EXERCISE INSTRUCTIONS –
(A) In the BankArt Station text, change "passageway" to "corridor" and give the passage between "Besides the vast" and "of the passageway.", inclusive.
(B) According to the BankArt Station text, which artists are showing large-scale works in the underground space above Shin-Takashima Station?

This cavernous, concrete bunker-like space, directly connected to Yokohama’s Shin-Takashima Station, is the new home of BankArt 1929, a not-for-profit that has spent the past decade-and-a-half working to reinvent the city’s waterfront as a hub for creativity and the arts. Built as a train bypass, but for decades used as a subterranean warehouse, the 1,000sqm space has been renovated to serve as a flagship multi-purpose venue for the organisation, following the closure of its much-missed BankArt Studio NYK.

Besides the vast main space itself – with an event program encompassing exhibitions, workshops, symposiums and more – BankArt Station has transformed an adjoining underground passageway into a public art space. This disused pedestrian underpass now wows visitors with videos, photos and installations along the entire length of the passageway.

Details

Address:
Shin-Takashima Station B1F, 5-1 Minatomirai, Nishi-ku, Yokohama
Kanagawa
Opening hours:
11am-10.30pm, Sun 11am-10pm

What’s on

BankArt Life7 ‘UrbanNesting: Reinhabiting the City’

Enjoying a symbiotic existence with the Yokohama Triennale, the BankArt Life programme of exhibitions has been held in conjunction with every iteration of the Triennale since its inception in 2004. Organised by BankArt 1929, this seventh edition centres on the non-profit arts organisation’s new subterranean headquarters, BankArt Station, and seeks to bring art into ‘everyday spaces and situations’. BankArt Station’s underground space above Shin-Takashima Station is hosting large-scale works by Yukinori Yanagi, Kenjiro Okazaki and Tadashi Kawamata, who are joining several regular BankArt artists in presenting a ‘newfound world’ within the city. Other notable participants in the 42-artist lineup include Yusuke Asai, Kenjiro Okazaki, Junya Kataoka + Rie Iwatake, Muku Kobayashi, Ryudai Takano, Michiko Nakatani, Midori Mitamura, Taichi Yoshimura, and blanClass + Megumi Kamimura. Besides BankArt Station, the exhibition will stretch across Minato Mirai, Kannai and Yokohama Portside. Be sure to keep an eye out for Ishiuchi Miyako’s large-scale photo installation ‘Silk Threaded Memories’ at the concourse of Bashamichi Station, beneath the former centre of Yokohama’s famous silk trade.

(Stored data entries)
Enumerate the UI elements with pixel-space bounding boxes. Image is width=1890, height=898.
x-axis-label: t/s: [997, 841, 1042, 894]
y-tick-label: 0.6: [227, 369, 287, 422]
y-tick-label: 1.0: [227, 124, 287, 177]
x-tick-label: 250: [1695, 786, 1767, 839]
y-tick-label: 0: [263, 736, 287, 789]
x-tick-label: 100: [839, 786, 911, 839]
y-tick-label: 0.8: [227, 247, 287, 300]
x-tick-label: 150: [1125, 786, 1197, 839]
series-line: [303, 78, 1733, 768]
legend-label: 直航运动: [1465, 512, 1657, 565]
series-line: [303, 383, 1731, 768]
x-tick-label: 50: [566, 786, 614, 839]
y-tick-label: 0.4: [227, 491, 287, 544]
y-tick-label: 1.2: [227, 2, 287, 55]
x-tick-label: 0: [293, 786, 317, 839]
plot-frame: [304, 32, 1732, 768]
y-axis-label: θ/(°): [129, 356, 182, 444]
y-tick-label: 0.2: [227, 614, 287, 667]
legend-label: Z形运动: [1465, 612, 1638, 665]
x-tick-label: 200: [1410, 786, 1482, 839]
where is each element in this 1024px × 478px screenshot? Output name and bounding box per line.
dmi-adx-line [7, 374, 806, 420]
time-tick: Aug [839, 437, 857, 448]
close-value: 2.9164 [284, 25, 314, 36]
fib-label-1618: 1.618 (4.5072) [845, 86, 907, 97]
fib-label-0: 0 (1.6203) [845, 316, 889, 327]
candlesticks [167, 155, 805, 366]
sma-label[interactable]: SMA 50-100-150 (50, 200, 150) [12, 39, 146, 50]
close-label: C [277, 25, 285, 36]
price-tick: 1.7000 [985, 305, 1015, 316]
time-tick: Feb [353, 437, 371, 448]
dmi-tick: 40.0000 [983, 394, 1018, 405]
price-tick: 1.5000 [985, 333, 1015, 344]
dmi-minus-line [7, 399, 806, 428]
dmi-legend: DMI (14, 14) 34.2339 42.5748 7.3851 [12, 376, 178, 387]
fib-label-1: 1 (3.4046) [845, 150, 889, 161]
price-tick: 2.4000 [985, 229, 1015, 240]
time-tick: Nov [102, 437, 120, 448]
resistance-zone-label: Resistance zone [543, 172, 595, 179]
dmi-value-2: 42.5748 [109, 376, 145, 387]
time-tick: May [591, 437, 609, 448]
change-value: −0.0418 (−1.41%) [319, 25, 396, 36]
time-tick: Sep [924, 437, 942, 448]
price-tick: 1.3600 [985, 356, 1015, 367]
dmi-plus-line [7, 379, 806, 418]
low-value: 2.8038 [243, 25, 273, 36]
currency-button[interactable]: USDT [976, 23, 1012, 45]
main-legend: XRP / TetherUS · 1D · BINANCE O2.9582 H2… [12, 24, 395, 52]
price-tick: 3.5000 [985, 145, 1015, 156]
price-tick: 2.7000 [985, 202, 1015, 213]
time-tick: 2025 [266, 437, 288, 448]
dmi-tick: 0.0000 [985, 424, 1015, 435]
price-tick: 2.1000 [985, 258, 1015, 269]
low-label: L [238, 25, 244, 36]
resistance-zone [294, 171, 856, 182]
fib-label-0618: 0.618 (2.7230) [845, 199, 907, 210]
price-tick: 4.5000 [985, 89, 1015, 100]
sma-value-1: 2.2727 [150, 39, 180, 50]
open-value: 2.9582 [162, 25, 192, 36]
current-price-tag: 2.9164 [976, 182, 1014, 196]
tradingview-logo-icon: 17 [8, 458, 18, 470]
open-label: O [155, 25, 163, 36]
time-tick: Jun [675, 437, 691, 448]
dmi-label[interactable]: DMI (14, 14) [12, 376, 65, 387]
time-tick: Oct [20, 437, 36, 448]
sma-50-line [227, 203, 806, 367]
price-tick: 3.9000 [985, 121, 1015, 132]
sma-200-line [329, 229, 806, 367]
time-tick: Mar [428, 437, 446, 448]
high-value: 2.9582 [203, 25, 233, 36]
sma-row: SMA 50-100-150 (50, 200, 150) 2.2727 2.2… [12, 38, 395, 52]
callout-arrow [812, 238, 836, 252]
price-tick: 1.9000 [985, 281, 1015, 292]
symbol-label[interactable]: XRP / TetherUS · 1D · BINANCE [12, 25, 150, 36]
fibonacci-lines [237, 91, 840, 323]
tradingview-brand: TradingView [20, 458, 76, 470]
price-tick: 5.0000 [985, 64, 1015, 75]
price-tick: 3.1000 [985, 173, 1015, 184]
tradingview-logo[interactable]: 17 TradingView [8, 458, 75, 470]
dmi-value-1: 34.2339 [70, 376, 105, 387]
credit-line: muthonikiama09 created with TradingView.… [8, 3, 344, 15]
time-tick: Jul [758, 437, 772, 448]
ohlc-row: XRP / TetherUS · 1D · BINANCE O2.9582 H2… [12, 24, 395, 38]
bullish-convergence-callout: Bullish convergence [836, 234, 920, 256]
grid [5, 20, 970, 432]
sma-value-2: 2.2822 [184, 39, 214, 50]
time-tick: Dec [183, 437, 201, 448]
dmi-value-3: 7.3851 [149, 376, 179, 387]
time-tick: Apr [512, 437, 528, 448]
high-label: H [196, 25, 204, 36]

RESPONSES BY ITEM NUMBER –
(A)
Besides the vast main space itself – with an event program encompassing exhibitions, workshops, symposiums and more – BankArt Station has transformed an adjoining underground corridor into a public art space. This disused pedestrian underpass now wows visitors with videos, photos and installations along the entire length of the corridor.

(B) Yukinori Yanagi, Kenjiro Okazaki and Tadashi Kawamata